> [WHAT TO PRODUCE]: Write out every entry below exactly as it appears. Pictures do not belong in the copy.

_ _ _

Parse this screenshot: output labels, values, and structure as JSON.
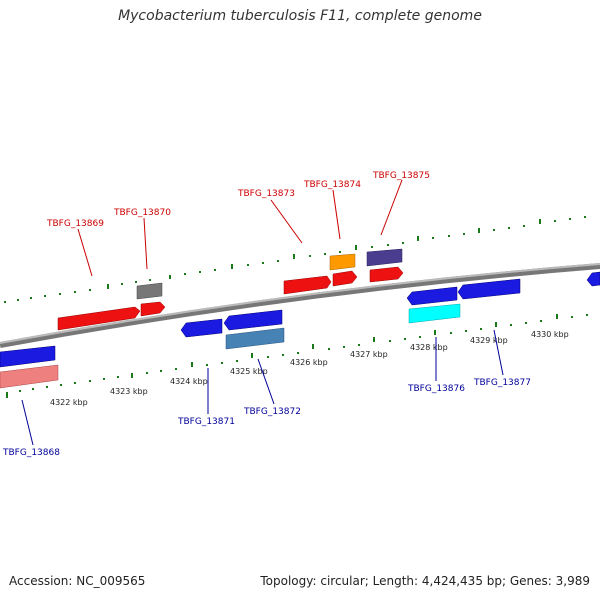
{
  "title": "Mycobacterium tuberculosis F11, complete genome",
  "footer": {
    "accession": "Accession: NC_009565",
    "info": "Topology: circular; Length: 4,424,435 bp; Genes: 3,989"
  },
  "colors": {
    "forward_label": "#cc0000",
    "reverse_label": "#000099",
    "tick": "#1a7a1a",
    "backbone": "#888888"
  },
  "ticks": [
    "4322 kbp",
    "4323 kbp",
    "4324 kbp",
    "4325 kbp",
    "4326 kbp",
    "4327 kbp",
    "4328 kbp",
    "4329 kbp",
    "4330 kbp"
  ],
  "genes": [
    {
      "label": "TBFG_13868",
      "strand": "reverse",
      "color": "#1a1ae0"
    },
    {
      "label": "TBFG_13869",
      "strand": "forward",
      "color": "#ee1111"
    },
    {
      "label": "TBFG_13870",
      "strand": "forward",
      "color": "#ee1111"
    },
    {
      "label": "TBFG_13871",
      "strand": "reverse",
      "color": "#1a1ae0"
    },
    {
      "label": "TBFG_13872",
      "strand": "reverse",
      "color": "#1a1ae0"
    },
    {
      "label": "TBFG_13873",
      "strand": "forward",
      "color": "#ee1111"
    },
    {
      "label": "TBFG_13874",
      "strand": "forward",
      "color": "#ee1111"
    },
    {
      "label": "TBFG_13875",
      "strand": "forward",
      "color": "#ee1111"
    },
    {
      "label": "TBFG_13876",
      "strand": "reverse",
      "color": "#1a1ae0"
    },
    {
      "label": "TBFG_13877",
      "strand": "reverse",
      "color": "#1a1ae0"
    }
  ]
}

_ _ _

> [RESULT]:
Parse this screenshot: output labels, values, and structure as JSON.
{
  "title": "Mycobacterium tuberculosis F11, complete genome",
  "footer": {
    "accession": "Accession: NC_009565",
    "info": "Topology: circular; Length: 4,424,435 bp; Genes: 3,989"
  },
  "colors": {
    "forward_label": "#cc0000",
    "reverse_label": "#000099",
    "tick": "#1a7a1a",
    "backbone": "#888888"
  },
  "ticks": [
    "4322 kbp",
    "4323 kbp",
    "4324 kbp",
    "4325 kbp",
    "4326 kbp",
    "4327 kbp",
    "4328 kbp",
    "4329 kbp",
    "4330 kbp"
  ],
  "genes": [
    {
      "label": "TBFG_13868",
      "strand": "reverse",
      "color": "#1a1ae0"
    },
    {
      "label": "TBFG_13869",
      "strand": "forward",
      "color": "#ee1111"
    },
    {
      "label": "TBFG_13870",
      "strand": "forward",
      "color": "#ee1111"
    },
    {
      "label": "TBFG_13871",
      "strand": "reverse",
      "color": "#1a1ae0"
    },
    {
      "label": "TBFG_13872",
      "strand": "reverse",
      "color": "#1a1ae0"
    },
    {
      "label": "TBFG_13873",
      "strand": "forward",
      "color": "#ee1111"
    },
    {
      "label": "TBFG_13874",
      "strand": "forward",
      "color": "#ee1111"
    },
    {
      "label": "TBFG_13875",
      "strand": "forward",
      "color": "#ee1111"
    },
    {
      "label": "TBFG_13876",
      "strand": "reverse",
      "color": "#1a1ae0"
    },
    {
      "label": "TBFG_13877",
      "strand": "reverse",
      "color": "#1a1ae0"
    }
  ]
}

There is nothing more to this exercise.